◆ **Direction**
Gather up the lines with the word "icon" in them.

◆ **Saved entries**
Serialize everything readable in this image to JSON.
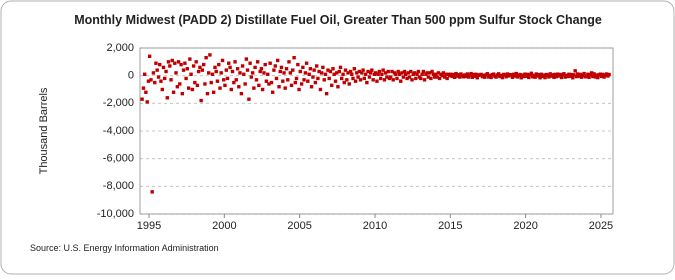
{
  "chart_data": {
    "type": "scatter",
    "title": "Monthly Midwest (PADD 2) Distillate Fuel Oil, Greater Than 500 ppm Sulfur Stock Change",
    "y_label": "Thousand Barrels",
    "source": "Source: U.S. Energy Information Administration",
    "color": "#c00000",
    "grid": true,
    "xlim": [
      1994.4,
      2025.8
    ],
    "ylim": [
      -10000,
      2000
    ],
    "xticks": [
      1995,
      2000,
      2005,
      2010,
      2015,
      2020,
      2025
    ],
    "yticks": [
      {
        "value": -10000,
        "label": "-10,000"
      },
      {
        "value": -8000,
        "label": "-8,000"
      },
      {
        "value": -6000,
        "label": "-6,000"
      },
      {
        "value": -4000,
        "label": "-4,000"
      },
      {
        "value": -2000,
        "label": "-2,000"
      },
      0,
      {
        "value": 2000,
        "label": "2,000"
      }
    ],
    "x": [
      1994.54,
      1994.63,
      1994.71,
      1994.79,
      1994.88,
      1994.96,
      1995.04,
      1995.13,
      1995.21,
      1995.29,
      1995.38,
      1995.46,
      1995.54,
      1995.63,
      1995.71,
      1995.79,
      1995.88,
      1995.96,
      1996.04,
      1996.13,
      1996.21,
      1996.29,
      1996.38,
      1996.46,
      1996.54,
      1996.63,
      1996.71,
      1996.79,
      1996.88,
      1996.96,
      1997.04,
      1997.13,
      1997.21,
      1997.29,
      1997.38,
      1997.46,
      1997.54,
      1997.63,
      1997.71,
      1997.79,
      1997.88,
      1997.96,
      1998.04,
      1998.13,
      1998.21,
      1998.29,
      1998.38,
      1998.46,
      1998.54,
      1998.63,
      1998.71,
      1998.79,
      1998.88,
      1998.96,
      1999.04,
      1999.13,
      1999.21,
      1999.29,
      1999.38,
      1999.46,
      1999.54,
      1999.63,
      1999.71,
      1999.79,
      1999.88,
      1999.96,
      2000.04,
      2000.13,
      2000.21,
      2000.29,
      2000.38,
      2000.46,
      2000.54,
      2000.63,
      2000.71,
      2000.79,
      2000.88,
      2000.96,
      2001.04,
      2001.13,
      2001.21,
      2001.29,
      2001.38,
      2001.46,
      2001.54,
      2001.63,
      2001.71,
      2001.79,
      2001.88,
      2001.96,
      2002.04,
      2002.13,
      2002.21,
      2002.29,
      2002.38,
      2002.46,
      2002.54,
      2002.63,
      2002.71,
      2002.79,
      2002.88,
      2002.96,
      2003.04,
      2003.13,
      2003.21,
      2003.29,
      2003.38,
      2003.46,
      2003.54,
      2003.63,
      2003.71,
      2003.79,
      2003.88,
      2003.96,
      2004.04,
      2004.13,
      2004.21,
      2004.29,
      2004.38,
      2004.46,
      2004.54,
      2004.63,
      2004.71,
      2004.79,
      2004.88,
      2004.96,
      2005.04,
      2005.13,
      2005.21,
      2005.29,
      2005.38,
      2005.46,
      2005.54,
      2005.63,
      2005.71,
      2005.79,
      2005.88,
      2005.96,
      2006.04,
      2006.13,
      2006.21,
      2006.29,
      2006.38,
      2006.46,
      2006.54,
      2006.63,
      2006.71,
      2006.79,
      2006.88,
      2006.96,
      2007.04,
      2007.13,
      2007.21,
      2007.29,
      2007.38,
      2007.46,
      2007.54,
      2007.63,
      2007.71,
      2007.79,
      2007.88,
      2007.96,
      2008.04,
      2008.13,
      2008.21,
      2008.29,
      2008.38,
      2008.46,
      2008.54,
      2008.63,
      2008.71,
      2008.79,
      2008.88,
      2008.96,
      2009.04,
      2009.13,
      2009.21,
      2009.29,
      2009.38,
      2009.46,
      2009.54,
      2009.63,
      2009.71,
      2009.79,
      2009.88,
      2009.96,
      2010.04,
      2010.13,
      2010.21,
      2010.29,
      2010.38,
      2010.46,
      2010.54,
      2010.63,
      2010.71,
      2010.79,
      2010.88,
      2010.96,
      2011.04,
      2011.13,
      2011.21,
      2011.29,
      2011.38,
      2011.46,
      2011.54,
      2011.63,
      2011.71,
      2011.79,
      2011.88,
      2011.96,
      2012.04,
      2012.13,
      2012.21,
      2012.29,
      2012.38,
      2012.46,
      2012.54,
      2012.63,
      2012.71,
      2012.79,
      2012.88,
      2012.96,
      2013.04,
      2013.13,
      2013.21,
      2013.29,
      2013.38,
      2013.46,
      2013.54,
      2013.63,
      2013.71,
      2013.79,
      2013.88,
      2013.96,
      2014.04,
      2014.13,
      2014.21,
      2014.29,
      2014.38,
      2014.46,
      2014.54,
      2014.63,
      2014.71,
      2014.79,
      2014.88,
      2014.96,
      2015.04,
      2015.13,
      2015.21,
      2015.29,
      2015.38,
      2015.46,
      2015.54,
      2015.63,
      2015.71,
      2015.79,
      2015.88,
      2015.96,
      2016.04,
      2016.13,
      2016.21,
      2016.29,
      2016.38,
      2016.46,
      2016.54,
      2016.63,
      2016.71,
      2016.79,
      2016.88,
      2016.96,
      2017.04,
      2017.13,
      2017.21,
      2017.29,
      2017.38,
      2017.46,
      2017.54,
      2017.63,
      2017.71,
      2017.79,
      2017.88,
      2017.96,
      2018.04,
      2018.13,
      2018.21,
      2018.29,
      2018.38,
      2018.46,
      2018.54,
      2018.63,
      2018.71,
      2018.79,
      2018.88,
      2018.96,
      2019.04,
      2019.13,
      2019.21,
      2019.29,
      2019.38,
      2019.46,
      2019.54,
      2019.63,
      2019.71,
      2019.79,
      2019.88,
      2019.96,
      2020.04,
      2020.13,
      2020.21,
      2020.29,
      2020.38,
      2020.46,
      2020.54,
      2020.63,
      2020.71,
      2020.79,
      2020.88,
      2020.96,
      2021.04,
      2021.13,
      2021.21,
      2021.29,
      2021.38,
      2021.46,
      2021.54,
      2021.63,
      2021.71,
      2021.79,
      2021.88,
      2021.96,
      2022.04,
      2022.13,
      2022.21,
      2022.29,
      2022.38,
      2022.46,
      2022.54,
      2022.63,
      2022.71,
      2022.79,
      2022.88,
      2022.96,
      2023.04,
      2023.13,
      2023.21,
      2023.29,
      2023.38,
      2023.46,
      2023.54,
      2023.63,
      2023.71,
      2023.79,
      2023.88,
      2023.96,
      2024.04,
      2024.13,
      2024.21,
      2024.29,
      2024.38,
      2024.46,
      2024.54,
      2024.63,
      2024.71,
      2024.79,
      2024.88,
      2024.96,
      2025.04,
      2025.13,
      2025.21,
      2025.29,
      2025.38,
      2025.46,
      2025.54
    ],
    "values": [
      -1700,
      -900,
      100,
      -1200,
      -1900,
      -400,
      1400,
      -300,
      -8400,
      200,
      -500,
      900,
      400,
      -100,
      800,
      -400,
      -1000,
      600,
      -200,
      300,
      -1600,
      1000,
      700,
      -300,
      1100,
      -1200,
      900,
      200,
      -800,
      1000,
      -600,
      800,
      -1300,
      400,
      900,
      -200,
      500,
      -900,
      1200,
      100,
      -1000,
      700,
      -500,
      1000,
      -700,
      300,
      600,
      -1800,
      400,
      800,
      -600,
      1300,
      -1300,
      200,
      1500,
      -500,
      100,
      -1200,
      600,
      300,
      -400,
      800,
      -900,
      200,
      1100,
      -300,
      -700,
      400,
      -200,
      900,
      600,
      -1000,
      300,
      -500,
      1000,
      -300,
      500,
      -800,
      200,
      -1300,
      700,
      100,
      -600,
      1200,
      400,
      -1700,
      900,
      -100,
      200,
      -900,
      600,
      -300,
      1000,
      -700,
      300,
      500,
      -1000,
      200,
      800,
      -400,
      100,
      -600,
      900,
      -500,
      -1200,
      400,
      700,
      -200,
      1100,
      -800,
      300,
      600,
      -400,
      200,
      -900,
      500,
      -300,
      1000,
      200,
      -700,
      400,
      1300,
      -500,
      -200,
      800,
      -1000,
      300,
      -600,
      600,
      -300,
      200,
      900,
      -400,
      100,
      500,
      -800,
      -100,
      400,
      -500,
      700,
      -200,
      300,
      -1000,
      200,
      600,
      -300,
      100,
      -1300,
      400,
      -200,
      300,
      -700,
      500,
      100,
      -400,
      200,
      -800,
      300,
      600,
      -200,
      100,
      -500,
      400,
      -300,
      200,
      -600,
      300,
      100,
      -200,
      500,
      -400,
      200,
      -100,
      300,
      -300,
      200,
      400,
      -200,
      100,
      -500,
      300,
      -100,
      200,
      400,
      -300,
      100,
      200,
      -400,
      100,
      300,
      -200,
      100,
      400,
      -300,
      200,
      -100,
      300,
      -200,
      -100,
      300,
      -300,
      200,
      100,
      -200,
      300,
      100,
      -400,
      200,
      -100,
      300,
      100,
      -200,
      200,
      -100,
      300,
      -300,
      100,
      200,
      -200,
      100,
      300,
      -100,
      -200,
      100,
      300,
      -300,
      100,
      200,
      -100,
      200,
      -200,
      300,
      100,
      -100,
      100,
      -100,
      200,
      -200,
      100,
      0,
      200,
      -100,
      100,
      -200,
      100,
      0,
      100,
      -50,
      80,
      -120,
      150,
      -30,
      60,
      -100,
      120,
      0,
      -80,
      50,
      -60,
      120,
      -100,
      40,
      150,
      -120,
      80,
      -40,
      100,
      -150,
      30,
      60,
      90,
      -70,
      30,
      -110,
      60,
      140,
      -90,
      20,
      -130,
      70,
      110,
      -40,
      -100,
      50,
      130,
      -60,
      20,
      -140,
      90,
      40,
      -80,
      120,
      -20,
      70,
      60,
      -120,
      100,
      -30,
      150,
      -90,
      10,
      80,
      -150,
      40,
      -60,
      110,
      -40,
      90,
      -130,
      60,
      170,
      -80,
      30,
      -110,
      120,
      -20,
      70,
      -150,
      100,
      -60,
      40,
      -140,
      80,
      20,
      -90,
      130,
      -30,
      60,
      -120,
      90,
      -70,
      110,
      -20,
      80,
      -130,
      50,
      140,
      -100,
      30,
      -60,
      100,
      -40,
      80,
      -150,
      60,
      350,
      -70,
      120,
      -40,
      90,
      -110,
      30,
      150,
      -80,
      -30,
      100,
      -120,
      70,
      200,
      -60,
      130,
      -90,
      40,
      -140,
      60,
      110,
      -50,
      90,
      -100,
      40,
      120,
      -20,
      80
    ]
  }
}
--
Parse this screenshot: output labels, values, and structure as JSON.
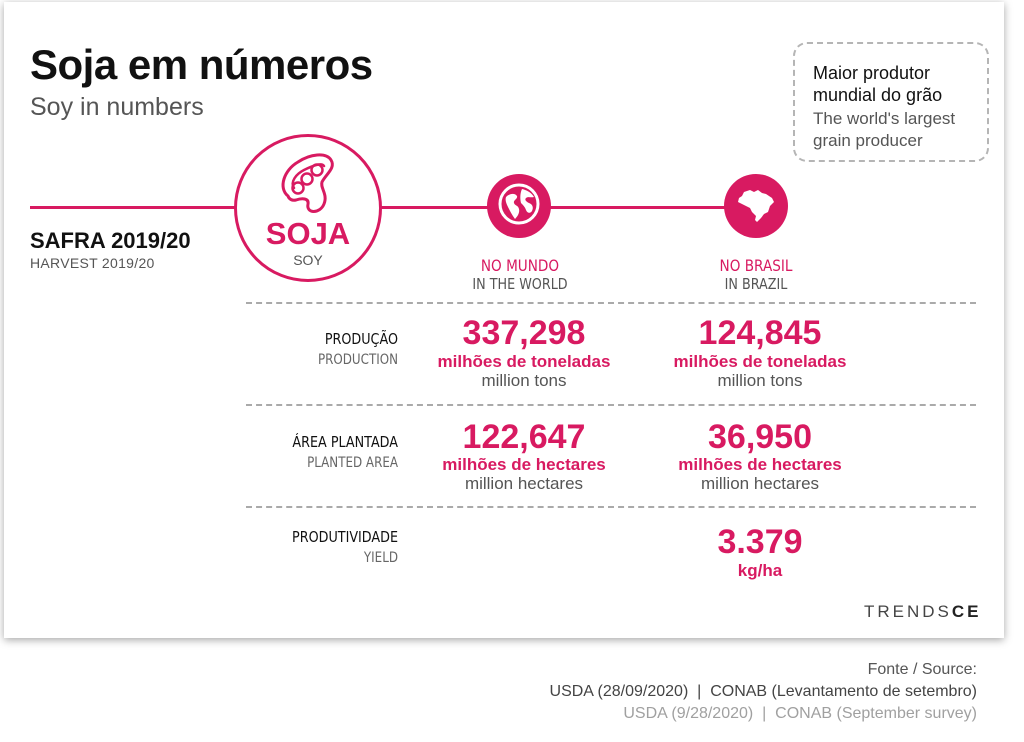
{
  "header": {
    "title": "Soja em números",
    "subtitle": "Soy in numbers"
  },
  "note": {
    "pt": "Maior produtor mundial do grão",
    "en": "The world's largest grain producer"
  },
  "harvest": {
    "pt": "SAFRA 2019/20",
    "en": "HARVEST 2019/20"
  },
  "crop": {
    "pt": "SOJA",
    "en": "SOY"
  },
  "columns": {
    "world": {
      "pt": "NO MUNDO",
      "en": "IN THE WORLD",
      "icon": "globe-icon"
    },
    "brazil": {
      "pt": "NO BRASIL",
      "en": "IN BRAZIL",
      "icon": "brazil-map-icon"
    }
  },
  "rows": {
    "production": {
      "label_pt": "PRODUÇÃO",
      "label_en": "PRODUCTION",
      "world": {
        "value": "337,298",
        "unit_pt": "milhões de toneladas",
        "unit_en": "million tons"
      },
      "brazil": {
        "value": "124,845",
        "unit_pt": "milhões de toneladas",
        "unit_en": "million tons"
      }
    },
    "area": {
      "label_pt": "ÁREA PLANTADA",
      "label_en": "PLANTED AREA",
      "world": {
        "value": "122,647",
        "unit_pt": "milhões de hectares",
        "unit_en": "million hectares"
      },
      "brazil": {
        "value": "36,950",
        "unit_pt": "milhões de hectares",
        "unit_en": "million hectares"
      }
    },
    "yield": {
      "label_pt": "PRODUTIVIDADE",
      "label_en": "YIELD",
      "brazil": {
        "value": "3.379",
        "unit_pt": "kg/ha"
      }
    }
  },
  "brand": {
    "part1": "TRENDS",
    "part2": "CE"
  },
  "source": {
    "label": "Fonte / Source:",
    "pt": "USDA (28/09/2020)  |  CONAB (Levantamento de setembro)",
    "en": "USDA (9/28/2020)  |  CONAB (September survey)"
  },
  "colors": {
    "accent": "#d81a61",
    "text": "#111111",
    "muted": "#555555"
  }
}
==
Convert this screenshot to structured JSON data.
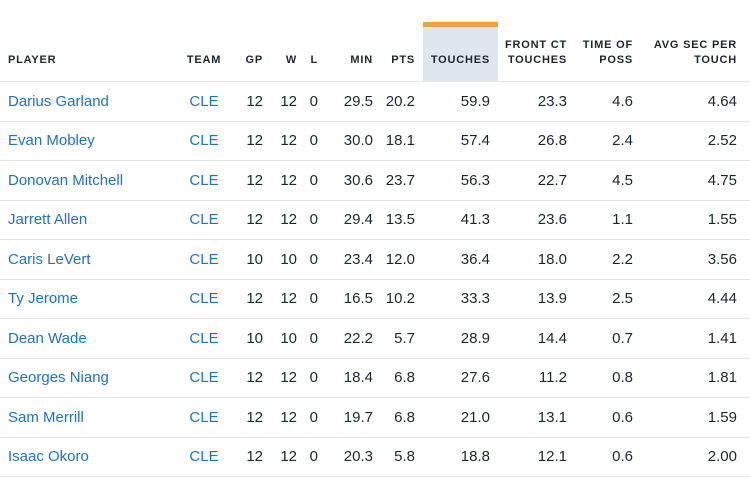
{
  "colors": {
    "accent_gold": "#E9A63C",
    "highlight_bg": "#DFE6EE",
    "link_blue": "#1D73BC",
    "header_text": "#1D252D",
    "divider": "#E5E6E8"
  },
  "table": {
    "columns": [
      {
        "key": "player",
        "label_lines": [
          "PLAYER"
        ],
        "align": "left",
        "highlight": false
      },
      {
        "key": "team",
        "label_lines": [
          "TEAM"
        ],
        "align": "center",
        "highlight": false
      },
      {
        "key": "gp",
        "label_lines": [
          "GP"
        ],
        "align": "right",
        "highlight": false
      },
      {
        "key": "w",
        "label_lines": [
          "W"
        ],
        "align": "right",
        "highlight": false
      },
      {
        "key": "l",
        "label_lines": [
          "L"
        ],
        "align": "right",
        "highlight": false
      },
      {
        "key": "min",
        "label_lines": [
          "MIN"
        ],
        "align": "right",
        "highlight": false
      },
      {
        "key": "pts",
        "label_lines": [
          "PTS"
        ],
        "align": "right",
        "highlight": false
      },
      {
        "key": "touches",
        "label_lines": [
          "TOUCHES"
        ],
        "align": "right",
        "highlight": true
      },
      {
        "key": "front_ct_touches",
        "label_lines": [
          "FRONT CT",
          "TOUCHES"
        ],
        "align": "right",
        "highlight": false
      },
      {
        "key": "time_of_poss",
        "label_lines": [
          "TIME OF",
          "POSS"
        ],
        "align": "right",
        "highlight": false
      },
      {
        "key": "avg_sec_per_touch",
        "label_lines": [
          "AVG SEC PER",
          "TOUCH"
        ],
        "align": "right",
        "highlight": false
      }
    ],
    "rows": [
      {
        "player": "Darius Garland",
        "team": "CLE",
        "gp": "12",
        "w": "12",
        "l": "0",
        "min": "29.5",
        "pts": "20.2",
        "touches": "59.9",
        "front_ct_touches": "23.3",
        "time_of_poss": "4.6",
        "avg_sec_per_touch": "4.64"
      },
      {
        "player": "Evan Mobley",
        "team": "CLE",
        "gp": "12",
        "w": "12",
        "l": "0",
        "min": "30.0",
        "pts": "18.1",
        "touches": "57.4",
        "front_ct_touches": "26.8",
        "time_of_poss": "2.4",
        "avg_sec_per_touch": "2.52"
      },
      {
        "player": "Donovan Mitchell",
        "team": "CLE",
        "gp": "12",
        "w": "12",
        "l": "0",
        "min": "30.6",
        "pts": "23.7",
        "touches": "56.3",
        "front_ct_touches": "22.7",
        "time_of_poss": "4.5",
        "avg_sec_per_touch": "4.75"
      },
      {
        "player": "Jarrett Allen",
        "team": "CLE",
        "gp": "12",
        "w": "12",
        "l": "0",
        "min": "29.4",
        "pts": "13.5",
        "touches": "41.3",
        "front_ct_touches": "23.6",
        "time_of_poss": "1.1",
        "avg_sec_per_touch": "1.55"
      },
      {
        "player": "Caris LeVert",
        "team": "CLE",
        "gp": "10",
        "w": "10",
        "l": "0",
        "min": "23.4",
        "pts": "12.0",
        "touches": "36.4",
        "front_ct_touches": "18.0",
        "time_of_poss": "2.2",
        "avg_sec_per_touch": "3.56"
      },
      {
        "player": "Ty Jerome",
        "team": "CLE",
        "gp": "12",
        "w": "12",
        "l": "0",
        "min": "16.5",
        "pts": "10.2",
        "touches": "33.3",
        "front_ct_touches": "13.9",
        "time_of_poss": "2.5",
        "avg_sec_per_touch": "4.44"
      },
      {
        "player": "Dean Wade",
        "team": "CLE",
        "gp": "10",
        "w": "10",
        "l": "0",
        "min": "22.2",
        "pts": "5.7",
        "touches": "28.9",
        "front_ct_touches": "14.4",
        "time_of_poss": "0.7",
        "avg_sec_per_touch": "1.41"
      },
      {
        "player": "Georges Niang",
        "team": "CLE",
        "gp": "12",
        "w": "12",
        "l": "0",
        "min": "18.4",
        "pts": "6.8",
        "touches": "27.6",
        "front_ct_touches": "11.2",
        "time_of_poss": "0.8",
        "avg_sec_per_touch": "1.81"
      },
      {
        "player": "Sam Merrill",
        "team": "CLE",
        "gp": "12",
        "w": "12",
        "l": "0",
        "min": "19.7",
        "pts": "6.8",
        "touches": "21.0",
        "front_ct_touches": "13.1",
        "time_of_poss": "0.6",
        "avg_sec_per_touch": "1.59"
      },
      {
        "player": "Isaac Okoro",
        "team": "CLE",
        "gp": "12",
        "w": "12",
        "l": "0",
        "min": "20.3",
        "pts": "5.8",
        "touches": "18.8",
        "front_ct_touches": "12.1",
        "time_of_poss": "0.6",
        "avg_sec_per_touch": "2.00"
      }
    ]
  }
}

◆ **Reply**
      "icon": "globe-icon"
      "icon": "brazil-map-icon"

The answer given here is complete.